--- Stated problem ---
Copy out the entries below precisely; nothing is to be omitted.

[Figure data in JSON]
— begin —
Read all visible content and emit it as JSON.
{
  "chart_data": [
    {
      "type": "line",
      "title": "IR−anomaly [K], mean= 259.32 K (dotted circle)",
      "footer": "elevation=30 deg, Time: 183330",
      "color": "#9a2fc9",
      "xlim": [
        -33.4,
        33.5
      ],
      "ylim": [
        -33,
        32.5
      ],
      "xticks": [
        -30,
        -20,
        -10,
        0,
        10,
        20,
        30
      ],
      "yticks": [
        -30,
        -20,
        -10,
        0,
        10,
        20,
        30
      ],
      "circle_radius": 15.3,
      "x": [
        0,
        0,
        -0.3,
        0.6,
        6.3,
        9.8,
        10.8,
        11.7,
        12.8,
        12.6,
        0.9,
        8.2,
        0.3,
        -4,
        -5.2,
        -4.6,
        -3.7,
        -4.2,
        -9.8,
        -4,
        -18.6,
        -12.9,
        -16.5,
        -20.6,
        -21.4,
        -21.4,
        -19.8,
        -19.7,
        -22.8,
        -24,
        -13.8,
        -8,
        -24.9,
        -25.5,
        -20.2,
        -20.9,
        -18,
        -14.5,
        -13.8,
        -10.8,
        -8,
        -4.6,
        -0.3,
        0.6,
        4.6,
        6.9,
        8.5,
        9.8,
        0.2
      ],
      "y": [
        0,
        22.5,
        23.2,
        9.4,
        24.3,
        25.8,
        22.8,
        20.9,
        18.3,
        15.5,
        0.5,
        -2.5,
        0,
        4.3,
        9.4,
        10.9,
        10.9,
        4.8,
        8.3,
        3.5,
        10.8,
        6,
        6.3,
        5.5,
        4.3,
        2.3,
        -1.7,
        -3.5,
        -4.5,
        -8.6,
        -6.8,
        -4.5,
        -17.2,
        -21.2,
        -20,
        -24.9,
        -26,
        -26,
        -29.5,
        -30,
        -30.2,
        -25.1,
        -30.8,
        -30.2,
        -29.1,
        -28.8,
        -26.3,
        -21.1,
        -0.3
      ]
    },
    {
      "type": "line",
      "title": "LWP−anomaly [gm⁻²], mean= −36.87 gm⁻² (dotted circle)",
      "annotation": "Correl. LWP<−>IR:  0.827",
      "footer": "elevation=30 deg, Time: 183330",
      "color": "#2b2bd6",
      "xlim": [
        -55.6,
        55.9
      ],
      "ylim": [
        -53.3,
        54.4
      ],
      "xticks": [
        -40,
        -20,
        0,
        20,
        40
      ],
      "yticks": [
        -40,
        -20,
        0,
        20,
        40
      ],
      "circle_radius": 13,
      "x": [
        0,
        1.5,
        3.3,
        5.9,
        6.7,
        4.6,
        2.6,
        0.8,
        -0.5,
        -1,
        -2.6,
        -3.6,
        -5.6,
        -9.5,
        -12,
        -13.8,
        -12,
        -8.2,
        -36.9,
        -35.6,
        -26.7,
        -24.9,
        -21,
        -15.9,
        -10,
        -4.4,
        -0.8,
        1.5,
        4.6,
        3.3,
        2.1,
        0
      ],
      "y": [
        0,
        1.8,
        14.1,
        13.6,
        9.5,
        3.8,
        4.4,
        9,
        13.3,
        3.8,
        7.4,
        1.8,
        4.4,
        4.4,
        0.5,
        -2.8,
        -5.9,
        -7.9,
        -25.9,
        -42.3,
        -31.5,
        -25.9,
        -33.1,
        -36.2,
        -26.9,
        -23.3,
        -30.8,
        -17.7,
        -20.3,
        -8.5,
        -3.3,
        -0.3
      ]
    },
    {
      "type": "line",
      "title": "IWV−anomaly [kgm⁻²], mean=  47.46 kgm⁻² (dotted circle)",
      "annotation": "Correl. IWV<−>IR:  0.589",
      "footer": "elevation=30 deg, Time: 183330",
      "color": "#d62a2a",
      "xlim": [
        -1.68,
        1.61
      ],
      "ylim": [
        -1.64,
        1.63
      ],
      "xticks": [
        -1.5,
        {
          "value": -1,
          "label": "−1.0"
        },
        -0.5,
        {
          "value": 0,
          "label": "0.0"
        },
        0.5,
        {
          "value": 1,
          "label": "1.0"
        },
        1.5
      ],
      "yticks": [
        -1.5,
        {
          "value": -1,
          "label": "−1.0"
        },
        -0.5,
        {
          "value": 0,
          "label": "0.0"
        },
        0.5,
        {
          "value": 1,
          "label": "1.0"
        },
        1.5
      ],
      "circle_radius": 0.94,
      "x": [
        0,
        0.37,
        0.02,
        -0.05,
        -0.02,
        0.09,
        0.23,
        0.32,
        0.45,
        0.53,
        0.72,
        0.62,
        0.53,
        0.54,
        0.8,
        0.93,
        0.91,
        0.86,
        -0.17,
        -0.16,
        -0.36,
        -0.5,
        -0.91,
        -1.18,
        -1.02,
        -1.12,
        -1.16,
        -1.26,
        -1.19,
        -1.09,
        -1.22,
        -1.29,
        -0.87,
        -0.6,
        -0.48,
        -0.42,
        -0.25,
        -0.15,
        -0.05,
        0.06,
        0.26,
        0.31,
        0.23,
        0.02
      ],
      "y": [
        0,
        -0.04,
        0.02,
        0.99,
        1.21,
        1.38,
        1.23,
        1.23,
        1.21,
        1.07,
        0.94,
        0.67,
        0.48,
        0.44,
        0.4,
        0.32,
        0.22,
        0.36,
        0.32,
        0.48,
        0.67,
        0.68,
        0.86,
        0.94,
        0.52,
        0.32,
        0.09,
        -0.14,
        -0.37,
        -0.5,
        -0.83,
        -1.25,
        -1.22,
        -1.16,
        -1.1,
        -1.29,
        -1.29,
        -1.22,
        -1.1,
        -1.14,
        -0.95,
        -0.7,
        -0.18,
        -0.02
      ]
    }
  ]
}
— end —
--- Output of the task ---
Read all visible content and emit it as JSON.
{
  "chart_data": [
    {
      "type": "line",
      "title": "IR−anomaly [K], mean= 259.32 K (dotted circle)",
      "footer": "elevation=30 deg, Time: 183330",
      "color": "#9a2fc9",
      "xlim": [
        -33.4,
        33.5
      ],
      "ylim": [
        -33,
        32.5
      ],
      "xticks": [
        -30,
        -20,
        -10,
        0,
        10,
        20,
        30
      ],
      "yticks": [
        -30,
        -20,
        -10,
        0,
        10,
        20,
        30
      ],
      "circle_radius": 15.3,
      "x": [
        0,
        0,
        -0.3,
        0.6,
        6.3,
        9.8,
        10.8,
        11.7,
        12.8,
        12.6,
        0.9,
        8.2,
        0.3,
        -4,
        -5.2,
        -4.6,
        -3.7,
        -4.2,
        -9.8,
        -4,
        -18.6,
        -12.9,
        -16.5,
        -20.6,
        -21.4,
        -21.4,
        -19.8,
        -19.7,
        -22.8,
        -24,
        -13.8,
        -8,
        -24.9,
        -25.5,
        -20.2,
        -20.9,
        -18,
        -14.5,
        -13.8,
        -10.8,
        -8,
        -4.6,
        -0.3,
        0.6,
        4.6,
        6.9,
        8.5,
        9.8,
        0.2
      ],
      "y": [
        0,
        22.5,
        23.2,
        9.4,
        24.3,
        25.8,
        22.8,
        20.9,
        18.3,
        15.5,
        0.5,
        -2.5,
        0,
        4.3,
        9.4,
        10.9,
        10.9,
        4.8,
        8.3,
        3.5,
        10.8,
        6,
        6.3,
        5.5,
        4.3,
        2.3,
        -1.7,
        -3.5,
        -4.5,
        -8.6,
        -6.8,
        -4.5,
        -17.2,
        -21.2,
        -20,
        -24.9,
        -26,
        -26,
        -29.5,
        -30,
        -30.2,
        -25.1,
        -30.8,
        -30.2,
        -29.1,
        -28.8,
        -26.3,
        -21.1,
        -0.3
      ]
    },
    {
      "type": "line",
      "title": "LWP−anomaly [gm⁻²], mean= −36.87 gm⁻² (dotted circle)",
      "annotation": "Correl. LWP<−>IR:  0.827",
      "footer": "elevation=30 deg, Time: 183330",
      "color": "#2b2bd6",
      "xlim": [
        -55.6,
        55.9
      ],
      "ylim": [
        -53.3,
        54.4
      ],
      "xticks": [
        -40,
        -20,
        0,
        20,
        40
      ],
      "yticks": [
        -40,
        -20,
        0,
        20,
        40
      ],
      "circle_radius": 13,
      "x": [
        0,
        1.5,
        3.3,
        5.9,
        6.7,
        4.6,
        2.6,
        0.8,
        -0.5,
        -1,
        -2.6,
        -3.6,
        -5.6,
        -9.5,
        -12,
        -13.8,
        -12,
        -8.2,
        -36.9,
        -35.6,
        -26.7,
        -24.9,
        -21,
        -15.9,
        -10,
        -4.4,
        -0.8,
        1.5,
        4.6,
        3.3,
        2.1,
        0
      ],
      "y": [
        0,
        1.8,
        14.1,
        13.6,
        9.5,
        3.8,
        4.4,
        9,
        13.3,
        3.8,
        7.4,
        1.8,
        4.4,
        4.4,
        0.5,
        -2.8,
        -5.9,
        -7.9,
        -25.9,
        -42.3,
        -31.5,
        -25.9,
        -33.1,
        -36.2,
        -26.9,
        -23.3,
        -30.8,
        -17.7,
        -20.3,
        -8.5,
        -3.3,
        -0.3
      ]
    },
    {
      "type": "line",
      "title": "IWV−anomaly [kgm⁻²], mean=  47.46 kgm⁻² (dotted circle)",
      "annotation": "Correl. IWV<−>IR:  0.589",
      "footer": "elevation=30 deg, Time: 183330",
      "color": "#d62a2a",
      "xlim": [
        -1.68,
        1.61
      ],
      "ylim": [
        -1.64,
        1.63
      ],
      "xticks": [
        -1.5,
        {
          "value": -1,
          "label": "−1.0"
        },
        -0.5,
        {
          "value": 0,
          "label": "0.0"
        },
        0.5,
        {
          "value": 1,
          "label": "1.0"
        },
        1.5
      ],
      "yticks": [
        -1.5,
        {
          "value": -1,
          "label": "−1.0"
        },
        -0.5,
        {
          "value": 0,
          "label": "0.0"
        },
        0.5,
        {
          "value": 1,
          "label": "1.0"
        },
        1.5
      ],
      "circle_radius": 0.94,
      "x": [
        0,
        0.37,
        0.02,
        -0.05,
        -0.02,
        0.09,
        0.23,
        0.32,
        0.45,
        0.53,
        0.72,
        0.62,
        0.53,
        0.54,
        0.8,
        0.93,
        0.91,
        0.86,
        -0.17,
        -0.16,
        -0.36,
        -0.5,
        -0.91,
        -1.18,
        -1.02,
        -1.12,
        -1.16,
        -1.26,
        -1.19,
        -1.09,
        -1.22,
        -1.29,
        -0.87,
        -0.6,
        -0.48,
        -0.42,
        -0.25,
        -0.15,
        -0.05,
        0.06,
        0.26,
        0.31,
        0.23,
        0.02
      ],
      "y": [
        0,
        -0.04,
        0.02,
        0.99,
        1.21,
        1.38,
        1.23,
        1.23,
        1.21,
        1.07,
        0.94,
        0.67,
        0.48,
        0.44,
        0.4,
        0.32,
        0.22,
        0.36,
        0.32,
        0.48,
        0.67,
        0.68,
        0.86,
        0.94,
        0.52,
        0.32,
        0.09,
        -0.14,
        -0.37,
        -0.5,
        -0.83,
        -1.25,
        -1.22,
        -1.16,
        -1.1,
        -1.29,
        -1.29,
        -1.22,
        -1.1,
        -1.14,
        -0.95,
        -0.7,
        -0.18,
        -0.02
      ]
    }
  ]
}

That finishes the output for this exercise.